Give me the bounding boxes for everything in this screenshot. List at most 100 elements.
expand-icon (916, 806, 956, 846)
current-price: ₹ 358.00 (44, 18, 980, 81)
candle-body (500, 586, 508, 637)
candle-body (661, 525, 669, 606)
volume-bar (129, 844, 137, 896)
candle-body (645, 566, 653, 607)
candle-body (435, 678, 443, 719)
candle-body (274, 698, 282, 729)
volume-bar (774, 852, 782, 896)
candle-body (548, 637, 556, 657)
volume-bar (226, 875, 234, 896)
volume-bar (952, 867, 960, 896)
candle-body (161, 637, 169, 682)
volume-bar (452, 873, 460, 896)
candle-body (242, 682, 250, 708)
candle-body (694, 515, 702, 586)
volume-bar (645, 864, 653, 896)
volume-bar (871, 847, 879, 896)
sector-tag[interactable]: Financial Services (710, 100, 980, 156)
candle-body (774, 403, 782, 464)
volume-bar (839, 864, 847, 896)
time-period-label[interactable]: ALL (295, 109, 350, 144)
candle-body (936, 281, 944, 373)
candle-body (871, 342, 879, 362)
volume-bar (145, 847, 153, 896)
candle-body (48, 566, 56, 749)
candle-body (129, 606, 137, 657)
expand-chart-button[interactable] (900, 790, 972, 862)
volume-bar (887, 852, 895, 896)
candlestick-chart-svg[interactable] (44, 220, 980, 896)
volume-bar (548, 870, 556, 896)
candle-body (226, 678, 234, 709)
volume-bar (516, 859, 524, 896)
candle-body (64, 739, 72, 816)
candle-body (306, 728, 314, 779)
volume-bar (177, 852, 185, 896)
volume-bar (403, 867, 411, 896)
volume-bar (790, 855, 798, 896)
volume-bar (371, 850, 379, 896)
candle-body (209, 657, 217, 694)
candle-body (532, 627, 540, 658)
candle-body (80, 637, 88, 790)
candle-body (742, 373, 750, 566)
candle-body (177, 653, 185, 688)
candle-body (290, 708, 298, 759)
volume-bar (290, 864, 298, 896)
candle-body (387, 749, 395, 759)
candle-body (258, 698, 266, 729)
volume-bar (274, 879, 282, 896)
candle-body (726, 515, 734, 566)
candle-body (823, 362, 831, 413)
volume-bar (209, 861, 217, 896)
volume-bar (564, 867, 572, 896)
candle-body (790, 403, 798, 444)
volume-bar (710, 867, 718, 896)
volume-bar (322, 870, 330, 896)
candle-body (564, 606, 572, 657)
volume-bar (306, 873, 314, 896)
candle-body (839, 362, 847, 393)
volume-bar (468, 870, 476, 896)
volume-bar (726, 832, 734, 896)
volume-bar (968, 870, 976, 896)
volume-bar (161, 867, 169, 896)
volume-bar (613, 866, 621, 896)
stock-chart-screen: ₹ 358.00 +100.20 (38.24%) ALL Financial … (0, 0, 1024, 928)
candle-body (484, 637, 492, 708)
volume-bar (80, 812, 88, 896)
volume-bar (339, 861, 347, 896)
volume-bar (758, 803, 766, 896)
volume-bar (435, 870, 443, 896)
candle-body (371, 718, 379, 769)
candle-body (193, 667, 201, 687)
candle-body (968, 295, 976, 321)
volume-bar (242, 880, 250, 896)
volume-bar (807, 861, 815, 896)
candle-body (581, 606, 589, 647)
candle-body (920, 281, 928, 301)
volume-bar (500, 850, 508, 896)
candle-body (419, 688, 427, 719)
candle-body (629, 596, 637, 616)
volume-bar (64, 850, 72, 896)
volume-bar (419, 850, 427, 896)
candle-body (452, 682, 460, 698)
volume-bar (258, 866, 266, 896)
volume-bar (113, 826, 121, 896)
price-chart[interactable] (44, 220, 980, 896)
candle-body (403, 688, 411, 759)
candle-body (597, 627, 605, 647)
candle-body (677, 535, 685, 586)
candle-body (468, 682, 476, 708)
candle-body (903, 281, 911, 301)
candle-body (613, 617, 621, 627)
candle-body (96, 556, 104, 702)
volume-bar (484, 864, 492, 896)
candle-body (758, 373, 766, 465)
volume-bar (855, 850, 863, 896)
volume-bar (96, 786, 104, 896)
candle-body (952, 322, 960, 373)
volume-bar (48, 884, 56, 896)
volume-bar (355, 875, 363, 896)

REQUEST: Copy the lines above verbatim, keeping every character unchanged.

RESPONSE TO THIS EXERCISE:
Give me the bounding boxes for everything in this screenshot. List at most 100 elements.
expand-icon (916, 806, 956, 846)
current-price: ₹ 358.00 (44, 18, 980, 81)
candle-body (500, 586, 508, 637)
candle-body (661, 525, 669, 606)
volume-bar (129, 844, 137, 896)
candle-body (645, 566, 653, 607)
candle-body (435, 678, 443, 719)
candle-body (274, 698, 282, 729)
volume-bar (774, 852, 782, 896)
candle-body (548, 637, 556, 657)
volume-bar (226, 875, 234, 896)
volume-bar (952, 867, 960, 896)
candle-body (161, 637, 169, 682)
volume-bar (452, 873, 460, 896)
candle-body (242, 682, 250, 708)
candle-body (694, 515, 702, 586)
volume-bar (645, 864, 653, 896)
volume-bar (871, 847, 879, 896)
sector-tag[interactable]: Financial Services (710, 100, 980, 156)
candle-body (774, 403, 782, 464)
volume-bar (839, 864, 847, 896)
time-period-label[interactable]: ALL (295, 109, 350, 144)
candle-body (936, 281, 944, 373)
candle-body (871, 342, 879, 362)
volume-bar (145, 847, 153, 896)
candle-body (48, 566, 56, 749)
candle-body (129, 606, 137, 657)
expand-chart-button[interactable] (900, 790, 972, 862)
volume-bar (887, 852, 895, 896)
candlestick-chart-svg[interactable] (44, 220, 980, 896)
volume-bar (548, 870, 556, 896)
candle-body (226, 678, 234, 709)
volume-bar (516, 859, 524, 896)
candle-body (64, 739, 72, 816)
candle-body (306, 728, 314, 779)
volume-bar (177, 852, 185, 896)
volume-bar (403, 867, 411, 896)
volume-bar (790, 855, 798, 896)
volume-bar (371, 850, 379, 896)
candle-body (209, 657, 217, 694)
candle-body (532, 627, 540, 658)
candle-body (80, 637, 88, 790)
candle-body (742, 373, 750, 566)
candle-body (177, 653, 185, 688)
candle-body (290, 708, 298, 759)
volume-bar (290, 864, 298, 896)
candle-body (387, 749, 395, 759)
candle-body (258, 698, 266, 729)
volume-bar (274, 879, 282, 896)
candle-body (726, 515, 734, 566)
candle-body (823, 362, 831, 413)
volume-bar (209, 861, 217, 896)
volume-bar (564, 867, 572, 896)
candle-body (790, 403, 798, 444)
volume-bar (710, 867, 718, 896)
volume-bar (322, 870, 330, 896)
candle-body (564, 606, 572, 657)
volume-bar (306, 873, 314, 896)
candle-body (839, 362, 847, 393)
volume-bar (468, 870, 476, 896)
volume-bar (726, 832, 734, 896)
volume-bar (968, 870, 976, 896)
volume-bar (161, 867, 169, 896)
volume-bar (613, 866, 621, 896)
stock-chart-screen: ₹ 358.00 +100.20 (38.24%) ALL Financial … (0, 0, 1024, 928)
candle-body (484, 637, 492, 708)
volume-bar (80, 812, 88, 896)
volume-bar (339, 861, 347, 896)
volume-bar (758, 803, 766, 896)
volume-bar (435, 870, 443, 896)
candle-body (371, 718, 379, 769)
candle-body (193, 667, 201, 687)
candle-body (968, 295, 976, 321)
volume-bar (242, 880, 250, 896)
volume-bar (807, 861, 815, 896)
candle-body (581, 606, 589, 647)
candle-body (920, 281, 928, 301)
volume-bar (500, 850, 508, 896)
candle-body (419, 688, 427, 719)
candle-body (629, 596, 637, 616)
volume-bar (64, 850, 72, 896)
volume-bar (419, 850, 427, 896)
candle-body (452, 682, 460, 698)
volume-bar (258, 866, 266, 896)
volume-bar (113, 826, 121, 896)
price-chart[interactable] (44, 220, 980, 896)
candle-body (403, 688, 411, 759)
candle-body (597, 627, 605, 647)
candle-body (677, 535, 685, 586)
candle-body (468, 682, 476, 708)
candle-body (903, 281, 911, 301)
candle-body (613, 617, 621, 627)
candle-body (96, 556, 104, 702)
volume-bar (484, 864, 492, 896)
candle-body (758, 373, 766, 465)
volume-bar (855, 850, 863, 896)
volume-bar (96, 786, 104, 896)
candle-body (952, 322, 960, 373)
volume-bar (48, 884, 56, 896)
volume-bar (355, 875, 363, 896)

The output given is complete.